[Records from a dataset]
________

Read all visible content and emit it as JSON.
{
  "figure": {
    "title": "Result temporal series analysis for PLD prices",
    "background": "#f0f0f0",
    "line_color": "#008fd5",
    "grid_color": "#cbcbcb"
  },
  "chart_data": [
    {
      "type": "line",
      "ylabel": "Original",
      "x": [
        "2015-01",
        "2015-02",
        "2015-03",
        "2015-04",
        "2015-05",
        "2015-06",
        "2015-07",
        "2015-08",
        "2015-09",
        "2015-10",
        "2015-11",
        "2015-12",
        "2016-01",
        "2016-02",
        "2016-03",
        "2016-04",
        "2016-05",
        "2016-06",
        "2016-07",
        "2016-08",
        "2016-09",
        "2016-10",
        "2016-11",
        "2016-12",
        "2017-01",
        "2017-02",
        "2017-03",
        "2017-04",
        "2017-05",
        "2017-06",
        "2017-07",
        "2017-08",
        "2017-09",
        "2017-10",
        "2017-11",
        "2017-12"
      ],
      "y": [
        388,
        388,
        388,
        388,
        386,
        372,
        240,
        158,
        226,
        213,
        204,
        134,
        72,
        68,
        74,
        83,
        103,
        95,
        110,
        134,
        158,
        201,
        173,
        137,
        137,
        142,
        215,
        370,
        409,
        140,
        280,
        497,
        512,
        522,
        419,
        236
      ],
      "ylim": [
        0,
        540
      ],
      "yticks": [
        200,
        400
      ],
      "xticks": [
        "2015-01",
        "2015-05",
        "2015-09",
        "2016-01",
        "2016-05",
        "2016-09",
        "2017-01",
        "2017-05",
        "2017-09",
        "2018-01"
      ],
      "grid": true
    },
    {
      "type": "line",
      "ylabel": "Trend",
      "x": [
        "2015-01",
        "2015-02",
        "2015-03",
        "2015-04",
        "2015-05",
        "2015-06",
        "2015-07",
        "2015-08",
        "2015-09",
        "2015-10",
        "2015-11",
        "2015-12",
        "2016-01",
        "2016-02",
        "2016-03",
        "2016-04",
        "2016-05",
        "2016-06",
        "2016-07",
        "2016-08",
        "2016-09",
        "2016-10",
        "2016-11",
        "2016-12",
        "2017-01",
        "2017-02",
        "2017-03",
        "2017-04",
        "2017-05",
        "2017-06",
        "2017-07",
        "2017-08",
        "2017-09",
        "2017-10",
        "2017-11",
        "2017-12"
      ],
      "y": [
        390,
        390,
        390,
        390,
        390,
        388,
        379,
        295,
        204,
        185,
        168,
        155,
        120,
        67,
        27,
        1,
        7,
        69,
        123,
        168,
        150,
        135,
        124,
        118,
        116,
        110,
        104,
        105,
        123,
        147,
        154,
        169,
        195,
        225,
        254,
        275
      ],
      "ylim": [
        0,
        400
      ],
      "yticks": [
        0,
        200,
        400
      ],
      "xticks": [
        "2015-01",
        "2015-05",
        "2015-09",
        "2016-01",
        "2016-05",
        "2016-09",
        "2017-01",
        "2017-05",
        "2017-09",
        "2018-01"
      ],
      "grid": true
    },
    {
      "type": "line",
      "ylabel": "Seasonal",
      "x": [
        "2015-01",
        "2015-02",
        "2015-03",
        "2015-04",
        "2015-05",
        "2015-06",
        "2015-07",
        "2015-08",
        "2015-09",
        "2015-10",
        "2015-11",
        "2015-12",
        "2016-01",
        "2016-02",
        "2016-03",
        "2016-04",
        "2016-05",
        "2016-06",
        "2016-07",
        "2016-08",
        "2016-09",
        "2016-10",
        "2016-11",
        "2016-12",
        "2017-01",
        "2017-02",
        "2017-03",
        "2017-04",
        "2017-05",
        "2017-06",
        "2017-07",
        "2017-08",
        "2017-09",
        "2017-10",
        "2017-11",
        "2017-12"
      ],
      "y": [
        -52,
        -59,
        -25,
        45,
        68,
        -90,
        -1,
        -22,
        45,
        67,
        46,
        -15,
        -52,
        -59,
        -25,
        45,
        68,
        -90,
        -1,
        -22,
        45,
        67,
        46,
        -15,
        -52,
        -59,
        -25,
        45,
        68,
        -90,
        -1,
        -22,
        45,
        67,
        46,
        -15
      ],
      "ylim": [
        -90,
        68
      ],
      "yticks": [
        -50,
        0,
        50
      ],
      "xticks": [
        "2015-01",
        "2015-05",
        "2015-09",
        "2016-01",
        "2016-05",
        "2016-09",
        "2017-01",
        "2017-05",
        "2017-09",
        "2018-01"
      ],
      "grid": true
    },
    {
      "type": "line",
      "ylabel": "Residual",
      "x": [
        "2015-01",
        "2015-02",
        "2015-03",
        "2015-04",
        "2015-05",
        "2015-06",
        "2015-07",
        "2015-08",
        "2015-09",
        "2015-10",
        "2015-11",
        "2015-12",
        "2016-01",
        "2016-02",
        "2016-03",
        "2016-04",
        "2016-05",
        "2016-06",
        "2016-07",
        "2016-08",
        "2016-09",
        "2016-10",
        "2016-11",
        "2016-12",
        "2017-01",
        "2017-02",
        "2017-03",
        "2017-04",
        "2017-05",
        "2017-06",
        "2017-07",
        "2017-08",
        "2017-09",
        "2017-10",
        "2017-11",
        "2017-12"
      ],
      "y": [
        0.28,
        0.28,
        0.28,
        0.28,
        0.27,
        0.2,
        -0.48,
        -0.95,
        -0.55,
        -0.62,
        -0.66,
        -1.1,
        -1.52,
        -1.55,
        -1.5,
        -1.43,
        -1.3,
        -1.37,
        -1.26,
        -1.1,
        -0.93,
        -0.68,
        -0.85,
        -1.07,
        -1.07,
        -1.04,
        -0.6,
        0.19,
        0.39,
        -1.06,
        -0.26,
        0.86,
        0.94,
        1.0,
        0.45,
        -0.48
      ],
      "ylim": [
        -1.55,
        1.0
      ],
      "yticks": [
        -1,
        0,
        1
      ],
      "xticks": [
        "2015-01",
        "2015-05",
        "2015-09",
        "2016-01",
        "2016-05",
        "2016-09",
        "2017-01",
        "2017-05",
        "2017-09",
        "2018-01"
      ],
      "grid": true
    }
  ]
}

________

▶ **Written problem**
Copy out all of the data exactly, leaving nothing out.

▶ **Answer below**
Read all visible content and emit it as JSON.
{
  "figure": {
    "title": "Result temporal series analysis for PLD prices",
    "background": "#f0f0f0",
    "line_color": "#008fd5",
    "grid_color": "#cbcbcb"
  },
  "chart_data": [
    {
      "type": "line",
      "ylabel": "Original",
      "x": [
        "2015-01",
        "2015-02",
        "2015-03",
        "2015-04",
        "2015-05",
        "2015-06",
        "2015-07",
        "2015-08",
        "2015-09",
        "2015-10",
        "2015-11",
        "2015-12",
        "2016-01",
        "2016-02",
        "2016-03",
        "2016-04",
        "2016-05",
        "2016-06",
        "2016-07",
        "2016-08",
        "2016-09",
        "2016-10",
        "2016-11",
        "2016-12",
        "2017-01",
        "2017-02",
        "2017-03",
        "2017-04",
        "2017-05",
        "2017-06",
        "2017-07",
        "2017-08",
        "2017-09",
        "2017-10",
        "2017-11",
        "2017-12"
      ],
      "y": [
        388,
        388,
        388,
        388,
        386,
        372,
        240,
        158,
        226,
        213,
        204,
        134,
        72,
        68,
        74,
        83,
        103,
        95,
        110,
        134,
        158,
        201,
        173,
        137,
        137,
        142,
        215,
        370,
        409,
        140,
        280,
        497,
        512,
        522,
        419,
        236
      ],
      "ylim": [
        0,
        540
      ],
      "yticks": [
        200,
        400
      ],
      "xticks": [
        "2015-01",
        "2015-05",
        "2015-09",
        "2016-01",
        "2016-05",
        "2016-09",
        "2017-01",
        "2017-05",
        "2017-09",
        "2018-01"
      ],
      "grid": true
    },
    {
      "type": "line",
      "ylabel": "Trend",
      "x": [
        "2015-01",
        "2015-02",
        "2015-03",
        "2015-04",
        "2015-05",
        "2015-06",
        "2015-07",
        "2015-08",
        "2015-09",
        "2015-10",
        "2015-11",
        "2015-12",
        "2016-01",
        "2016-02",
        "2016-03",
        "2016-04",
        "2016-05",
        "2016-06",
        "2016-07",
        "2016-08",
        "2016-09",
        "2016-10",
        "2016-11",
        "2016-12",
        "2017-01",
        "2017-02",
        "2017-03",
        "2017-04",
        "2017-05",
        "2017-06",
        "2017-07",
        "2017-08",
        "2017-09",
        "2017-10",
        "2017-11",
        "2017-12"
      ],
      "y": [
        390,
        390,
        390,
        390,
        390,
        388,
        379,
        295,
        204,
        185,
        168,
        155,
        120,
        67,
        27,
        1,
        7,
        69,
        123,
        168,
        150,
        135,
        124,
        118,
        116,
        110,
        104,
        105,
        123,
        147,
        154,
        169,
        195,
        225,
        254,
        275
      ],
      "ylim": [
        0,
        400
      ],
      "yticks": [
        0,
        200,
        400
      ],
      "xticks": [
        "2015-01",
        "2015-05",
        "2015-09",
        "2016-01",
        "2016-05",
        "2016-09",
        "2017-01",
        "2017-05",
        "2017-09",
        "2018-01"
      ],
      "grid": true
    },
    {
      "type": "line",
      "ylabel": "Seasonal",
      "x": [
        "2015-01",
        "2015-02",
        "2015-03",
        "2015-04",
        "2015-05",
        "2015-06",
        "2015-07",
        "2015-08",
        "2015-09",
        "2015-10",
        "2015-11",
        "2015-12",
        "2016-01",
        "2016-02",
        "2016-03",
        "2016-04",
        "2016-05",
        "2016-06",
        "2016-07",
        "2016-08",
        "2016-09",
        "2016-10",
        "2016-11",
        "2016-12",
        "2017-01",
        "2017-02",
        "2017-03",
        "2017-04",
        "2017-05",
        "2017-06",
        "2017-07",
        "2017-08",
        "2017-09",
        "2017-10",
        "2017-11",
        "2017-12"
      ],
      "y": [
        -52,
        -59,
        -25,
        45,
        68,
        -90,
        -1,
        -22,
        45,
        67,
        46,
        -15,
        -52,
        -59,
        -25,
        45,
        68,
        -90,
        -1,
        -22,
        45,
        67,
        46,
        -15,
        -52,
        -59,
        -25,
        45,
        68,
        -90,
        -1,
        -22,
        45,
        67,
        46,
        -15
      ],
      "ylim": [
        -90,
        68
      ],
      "yticks": [
        -50,
        0,
        50
      ],
      "xticks": [
        "2015-01",
        "2015-05",
        "2015-09",
        "2016-01",
        "2016-05",
        "2016-09",
        "2017-01",
        "2017-05",
        "2017-09",
        "2018-01"
      ],
      "grid": true
    },
    {
      "type": "line",
      "ylabel": "Residual",
      "x": [
        "2015-01",
        "2015-02",
        "2015-03",
        "2015-04",
        "2015-05",
        "2015-06",
        "2015-07",
        "2015-08",
        "2015-09",
        "2015-10",
        "2015-11",
        "2015-12",
        "2016-01",
        "2016-02",
        "2016-03",
        "2016-04",
        "2016-05",
        "2016-06",
        "2016-07",
        "2016-08",
        "2016-09",
        "2016-10",
        "2016-11",
        "2016-12",
        "2017-01",
        "2017-02",
        "2017-03",
        "2017-04",
        "2017-05",
        "2017-06",
        "2017-07",
        "2017-08",
        "2017-09",
        "2017-10",
        "2017-11",
        "2017-12"
      ],
      "y": [
        0.28,
        0.28,
        0.28,
        0.28,
        0.27,
        0.2,
        -0.48,
        -0.95,
        -0.55,
        -0.62,
        -0.66,
        -1.1,
        -1.52,
        -1.55,
        -1.5,
        -1.43,
        -1.3,
        -1.37,
        -1.26,
        -1.1,
        -0.93,
        -0.68,
        -0.85,
        -1.07,
        -1.07,
        -1.04,
        -0.6,
        0.19,
        0.39,
        -1.06,
        -0.26,
        0.86,
        0.94,
        1.0,
        0.45,
        -0.48
      ],
      "ylim": [
        -1.55,
        1.0
      ],
      "yticks": [
        -1,
        0,
        1
      ],
      "xticks": [
        "2015-01",
        "2015-05",
        "2015-09",
        "2016-01",
        "2016-05",
        "2016-09",
        "2017-01",
        "2017-05",
        "2017-09",
        "2018-01"
      ],
      "grid": true
    }
  ]
}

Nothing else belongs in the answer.